─── Working data ───

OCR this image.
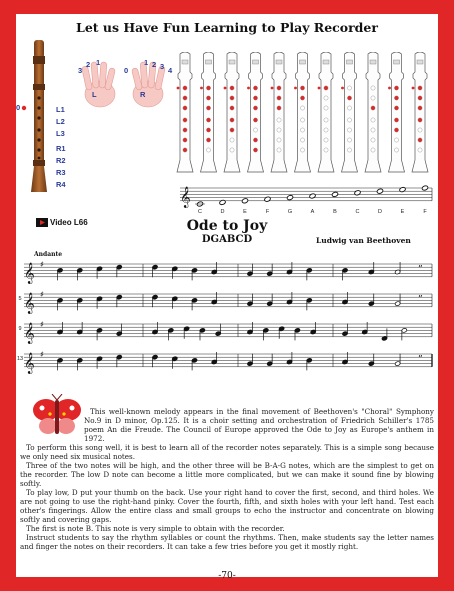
Let us Have Fun Learning to Play Recorder
0	L1
L2
L3
R1
R2
R3
R4
3
2 1
0
L
1 2 3 4
R
𝄞
C	D	E	F	G	A	B	C	D	E	F
Video L66	Ode to Joy
DGABCD	Ludwig van Beethoven
Andante
𝄞 ♯
”
𝄞 ♯
”
𝄞 ♯
𝄞 ♯
”
5
9
13
This well-known melody appears in the final movement of Beethoven's "Choral" Symphony No.9 in D minor, Op.125. It is a choir setting and orchestration of Friedrich Schiller's 1785 poem An die Freude. The Council of Europe approved the Ode to Joy as Europe's anthem in 1972.
To perform this song well, it is best to learn all of the recorder notes separately. This is a simple song because we only need six musical notes.
Three of the two notes will be high, and the other three will be B-A-G notes, which are the simplest to get on the recorder. The low D note can become a little more complicated, but we can make it sound fine by blowing softly.
To play low, D put your thumb on the back. Use your right hand to cover the first, second, and third holes. We are not going to use the right-hand pinky. Cover the fourth, fifth, and sixth holes with your left hand. Test each other's fingerings. Allow the entire class and small groups to echo the instructor and concentrate on blowing softly and covering gaps.
The first is note B. This note is very simple to obtain with the recorder.
Instruct students to say the rhythm syllables or count the rhythms. Then, make students say the letter names and finger the notes on their recorders. It can take a few tries before you get it mostly right.
-70-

───

**What this task involves**: Each record above should be copied character for character, with pictures dropped.

**Answer to the exercise**:
OCR this image.
Let us Have Fun Learning to Play Recorder
0	L1
L2
L3
R1
R2
R3
R4
3
2 1
0
L
1 2 3 4
R
𝄞
C	D	E	F	G	A	B	C	D	E	F
Video L66	Ode to Joy
DGABCD	Ludwig van Beethoven
Andante
𝄞 ♯
”
𝄞 ♯
”
𝄞 ♯
𝄞 ♯
”
5
9
13
This well-known melody appears in the final movement of Beethoven's "Choral" Symphony No.9 in D minor, Op.125. It is a choir setting and orchestration of Friedrich Schiller's 1785 poem An die Freude. The Council of Europe approved the Ode to Joy as Europe's anthem in 1972.
To perform this song well, it is best to learn all of the recorder notes separately. This is a simple song because we only need six musical notes.
Three of the two notes will be high, and the other three will be B-A-G notes, which are the simplest to get on the recorder. The low D note can become a little more complicated, but we can make it sound fine by blowing softly.
To play low, D put your thumb on the back. Use your right hand to cover the first, second, and third holes. We are not going to use the right-hand pinky. Cover the fourth, fifth, and sixth holes with your left hand. Test each other's fingerings. Allow the entire class and small groups to echo the instructor and concentrate on blowing softly and covering gaps.
The first is note B. This note is very simple to obtain with the recorder.
Instruct students to say the rhythm syllables or count the rhythms. Then, make students say the letter names and finger the notes on their recorders. It can take a few tries before you get it mostly right.
-70-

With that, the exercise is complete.